(What is expected) Write out everything from the line containing "- data-point: [1786, 1160, 1789, 1164]" down to the line containing "- data-point: [337, 1556, 340, 1559]" again. Substitute "marker" for "data-point" throughout those lines and leave everything else unchanged.

(Excerpts from a layout annotation set)

────────────────────

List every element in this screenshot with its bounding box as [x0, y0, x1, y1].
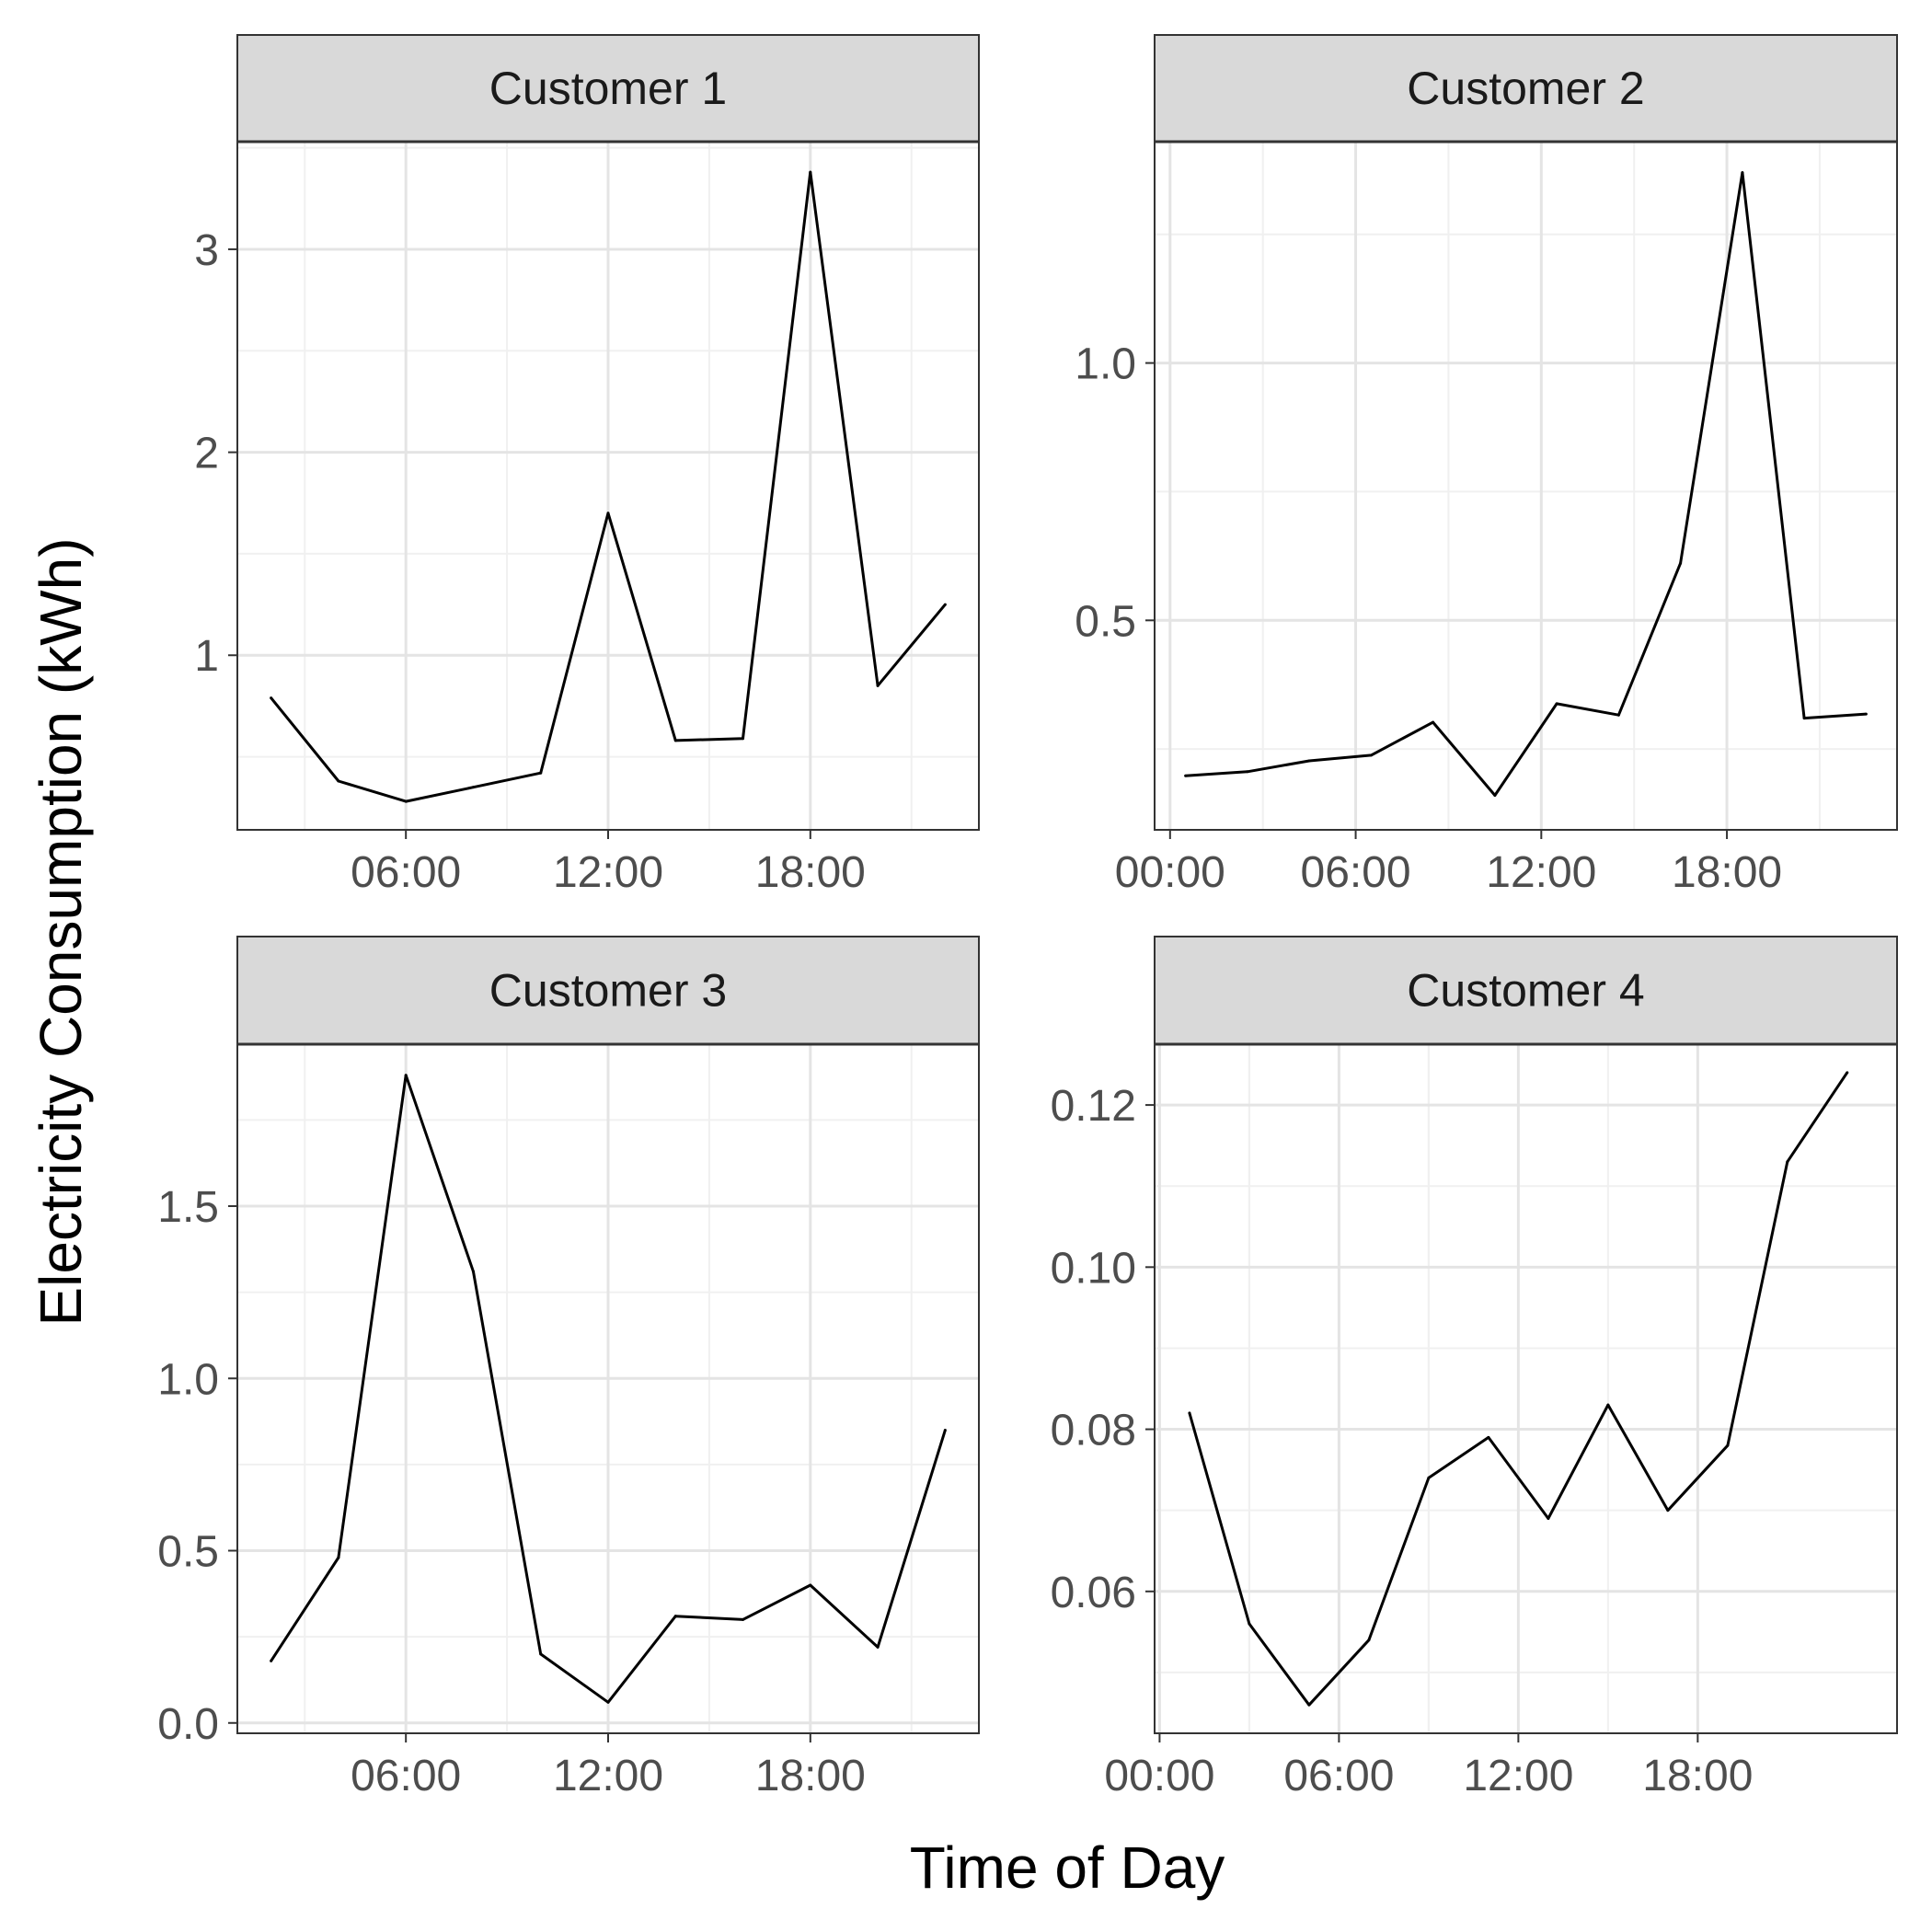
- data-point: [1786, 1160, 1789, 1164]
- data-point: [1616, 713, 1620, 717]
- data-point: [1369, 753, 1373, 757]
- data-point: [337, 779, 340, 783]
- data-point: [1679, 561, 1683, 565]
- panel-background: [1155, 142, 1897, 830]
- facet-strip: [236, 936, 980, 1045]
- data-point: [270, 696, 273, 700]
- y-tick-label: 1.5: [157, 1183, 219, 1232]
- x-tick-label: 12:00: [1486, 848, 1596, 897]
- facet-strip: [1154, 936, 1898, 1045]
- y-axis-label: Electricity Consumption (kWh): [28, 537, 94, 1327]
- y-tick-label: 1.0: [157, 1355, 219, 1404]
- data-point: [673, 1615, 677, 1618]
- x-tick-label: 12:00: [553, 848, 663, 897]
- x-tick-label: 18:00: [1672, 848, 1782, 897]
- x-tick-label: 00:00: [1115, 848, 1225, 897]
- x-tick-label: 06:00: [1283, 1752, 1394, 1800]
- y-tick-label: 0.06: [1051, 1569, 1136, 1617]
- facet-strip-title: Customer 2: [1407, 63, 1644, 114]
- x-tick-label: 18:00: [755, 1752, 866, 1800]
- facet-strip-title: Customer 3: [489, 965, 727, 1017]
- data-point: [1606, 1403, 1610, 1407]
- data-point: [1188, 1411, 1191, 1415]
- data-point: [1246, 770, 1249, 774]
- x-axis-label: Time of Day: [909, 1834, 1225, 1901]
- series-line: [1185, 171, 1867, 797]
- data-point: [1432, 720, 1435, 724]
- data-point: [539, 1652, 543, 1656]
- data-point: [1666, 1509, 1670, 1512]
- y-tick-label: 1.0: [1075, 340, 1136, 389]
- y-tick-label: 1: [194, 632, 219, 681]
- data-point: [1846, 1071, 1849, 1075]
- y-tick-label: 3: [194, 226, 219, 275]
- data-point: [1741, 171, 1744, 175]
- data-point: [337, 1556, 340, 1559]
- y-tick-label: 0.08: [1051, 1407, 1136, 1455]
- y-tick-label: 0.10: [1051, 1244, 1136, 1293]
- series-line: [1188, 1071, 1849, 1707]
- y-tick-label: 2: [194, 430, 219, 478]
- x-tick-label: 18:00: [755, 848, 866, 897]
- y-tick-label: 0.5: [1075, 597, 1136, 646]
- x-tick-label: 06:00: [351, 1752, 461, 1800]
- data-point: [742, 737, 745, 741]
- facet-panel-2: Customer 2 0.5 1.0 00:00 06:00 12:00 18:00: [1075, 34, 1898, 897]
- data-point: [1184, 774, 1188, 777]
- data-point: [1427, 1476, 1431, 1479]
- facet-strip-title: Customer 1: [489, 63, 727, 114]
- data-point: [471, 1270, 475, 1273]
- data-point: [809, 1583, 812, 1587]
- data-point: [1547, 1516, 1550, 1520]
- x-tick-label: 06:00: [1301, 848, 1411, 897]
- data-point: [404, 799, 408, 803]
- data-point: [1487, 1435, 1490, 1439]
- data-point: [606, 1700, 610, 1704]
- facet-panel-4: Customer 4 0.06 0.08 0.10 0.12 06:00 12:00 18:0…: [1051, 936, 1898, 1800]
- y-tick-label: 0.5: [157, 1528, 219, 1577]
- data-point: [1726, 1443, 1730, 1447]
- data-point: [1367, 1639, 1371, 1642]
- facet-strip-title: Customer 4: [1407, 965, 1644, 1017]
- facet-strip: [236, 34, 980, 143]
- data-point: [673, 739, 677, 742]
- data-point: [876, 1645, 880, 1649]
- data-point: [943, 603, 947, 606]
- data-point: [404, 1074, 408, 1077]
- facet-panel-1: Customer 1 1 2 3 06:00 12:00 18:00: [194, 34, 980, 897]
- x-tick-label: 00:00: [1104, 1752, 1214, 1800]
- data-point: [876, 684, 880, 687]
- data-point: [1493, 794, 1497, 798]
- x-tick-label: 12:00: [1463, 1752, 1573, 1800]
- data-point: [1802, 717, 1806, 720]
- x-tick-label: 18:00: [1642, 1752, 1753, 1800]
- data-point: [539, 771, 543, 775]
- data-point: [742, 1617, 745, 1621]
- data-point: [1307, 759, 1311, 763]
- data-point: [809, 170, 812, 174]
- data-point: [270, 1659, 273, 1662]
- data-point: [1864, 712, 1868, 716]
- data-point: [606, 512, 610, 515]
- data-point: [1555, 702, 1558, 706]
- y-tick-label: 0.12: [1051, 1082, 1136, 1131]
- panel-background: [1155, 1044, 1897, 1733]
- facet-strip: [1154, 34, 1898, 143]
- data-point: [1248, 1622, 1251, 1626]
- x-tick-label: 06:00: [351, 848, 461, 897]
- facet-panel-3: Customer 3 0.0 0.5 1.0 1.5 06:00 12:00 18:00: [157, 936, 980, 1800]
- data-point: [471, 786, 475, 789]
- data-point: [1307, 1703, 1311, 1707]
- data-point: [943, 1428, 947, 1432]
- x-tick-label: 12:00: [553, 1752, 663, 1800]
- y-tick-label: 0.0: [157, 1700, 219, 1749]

────────────────────

(Exercise output)
- marker: [1786, 1160, 1789, 1164]
- marker: [1616, 713, 1620, 717]
- marker: [1369, 753, 1373, 757]
- marker: [337, 779, 340, 783]
- marker: [1679, 561, 1683, 565]
- panel-background: [1155, 142, 1897, 830]
- facet-strip: [236, 936, 980, 1045]
- marker: [270, 696, 273, 700]
- y-tick-label: 1.5: [157, 1183, 219, 1232]
- x-tick-label: 12:00: [1486, 848, 1596, 897]
- facet-strip: [1154, 936, 1898, 1045]
- y-axis-label: Electricity Consumption (kWh): [28, 537, 94, 1327]
- y-tick-label: 1.0: [157, 1355, 219, 1404]
- marker: [673, 1615, 677, 1618]
- x-tick-label: 12:00: [553, 848, 663, 897]
- x-tick-label: 18:00: [1672, 848, 1782, 897]
- x-tick-label: 00:00: [1115, 848, 1225, 897]
- x-tick-label: 06:00: [1283, 1752, 1394, 1800]
- y-tick-label: 0.06: [1051, 1569, 1136, 1617]
- facet-strip-title: Customer 2: [1407, 63, 1644, 114]
- x-tick-label: 18:00: [755, 1752, 866, 1800]
- facet-strip-title: Customer 3: [489, 965, 727, 1017]
- marker: [1606, 1403, 1610, 1407]
- marker: [1188, 1411, 1191, 1415]
- marker: [1246, 770, 1249, 774]
- x-axis-label: Time of Day: [909, 1834, 1225, 1901]
- series-line: [1185, 171, 1867, 797]
- marker: [1432, 720, 1435, 724]
- marker: [539, 1652, 543, 1656]
- marker: [1666, 1509, 1670, 1512]
- y-tick-label: 1.0: [1075, 340, 1136, 389]
- y-tick-label: 1: [194, 632, 219, 681]
- marker: [1846, 1071, 1849, 1075]
- y-tick-label: 3: [194, 226, 219, 275]
- marker: [1741, 171, 1744, 175]
- marker: [337, 1556, 340, 1559]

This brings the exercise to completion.